SET PROBLEM: Output the entries verbatim, including every line.

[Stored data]
========================

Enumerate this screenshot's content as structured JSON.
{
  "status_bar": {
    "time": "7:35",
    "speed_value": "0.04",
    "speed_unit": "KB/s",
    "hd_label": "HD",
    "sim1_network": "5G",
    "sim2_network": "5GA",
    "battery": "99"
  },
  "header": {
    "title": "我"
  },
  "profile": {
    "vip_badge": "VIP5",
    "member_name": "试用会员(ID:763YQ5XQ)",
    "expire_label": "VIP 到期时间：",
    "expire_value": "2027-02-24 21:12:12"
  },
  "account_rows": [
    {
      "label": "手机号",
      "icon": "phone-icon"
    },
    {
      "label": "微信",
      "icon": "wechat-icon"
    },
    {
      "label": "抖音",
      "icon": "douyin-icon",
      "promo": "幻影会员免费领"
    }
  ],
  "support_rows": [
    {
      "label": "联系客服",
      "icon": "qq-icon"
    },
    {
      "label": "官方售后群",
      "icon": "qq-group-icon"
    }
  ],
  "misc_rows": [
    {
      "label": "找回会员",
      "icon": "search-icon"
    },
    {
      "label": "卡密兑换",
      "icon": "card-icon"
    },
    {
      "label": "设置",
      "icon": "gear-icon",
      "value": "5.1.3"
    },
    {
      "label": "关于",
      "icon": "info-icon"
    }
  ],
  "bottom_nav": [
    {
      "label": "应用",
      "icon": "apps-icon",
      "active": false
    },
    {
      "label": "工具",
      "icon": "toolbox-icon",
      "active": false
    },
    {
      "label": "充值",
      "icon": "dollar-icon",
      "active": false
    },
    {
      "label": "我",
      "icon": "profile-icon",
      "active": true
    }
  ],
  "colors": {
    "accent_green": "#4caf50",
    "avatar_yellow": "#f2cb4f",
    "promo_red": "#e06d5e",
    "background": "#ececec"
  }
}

========================

OUTPUT OF THE EXERCISE:
Enumerate this screenshot's content as structured JSON.
{
  "status_bar": {
    "time": "7:35",
    "speed_value": "0.04",
    "speed_unit": "KB/s",
    "hd_label": "HD",
    "sim1_network": "5G",
    "sim2_network": "5GA",
    "battery": "99"
  },
  "header": {
    "title": "我"
  },
  "profile": {
    "vip_badge": "VIP5",
    "member_name": "试用会员(ID:763YQ5XQ)",
    "expire_label": "VIP 到期时间：",
    "expire_value": "2027-02-24 21:12:12"
  },
  "account_rows": [
    {
      "label": "手机号",
      "icon": "phone-icon"
    },
    {
      "label": "微信",
      "icon": "wechat-icon"
    },
    {
      "label": "抖音",
      "icon": "douyin-icon",
      "promo": "幻影会员免费领"
    }
  ],
  "support_rows": [
    {
      "label": "联系客服",
      "icon": "qq-icon"
    },
    {
      "label": "官方售后群",
      "icon": "qq-group-icon"
    }
  ],
  "misc_rows": [
    {
      "label": "找回会员",
      "icon": "search-icon"
    },
    {
      "label": "卡密兑换",
      "icon": "card-icon"
    },
    {
      "label": "设置",
      "icon": "gear-icon",
      "value": "5.1.3"
    },
    {
      "label": "关于",
      "icon": "info-icon"
    }
  ],
  "bottom_nav": [
    {
      "label": "应用",
      "icon": "apps-icon",
      "active": false
    },
    {
      "label": "工具",
      "icon": "toolbox-icon",
      "active": false
    },
    {
      "label": "充值",
      "icon": "dollar-icon",
      "active": false
    },
    {
      "label": "我",
      "icon": "profile-icon",
      "active": true
    }
  ],
  "colors": {
    "accent_green": "#4caf50",
    "avatar_yellow": "#f2cb4f",
    "promo_red": "#e06d5e",
    "background": "#ececec"
  }
}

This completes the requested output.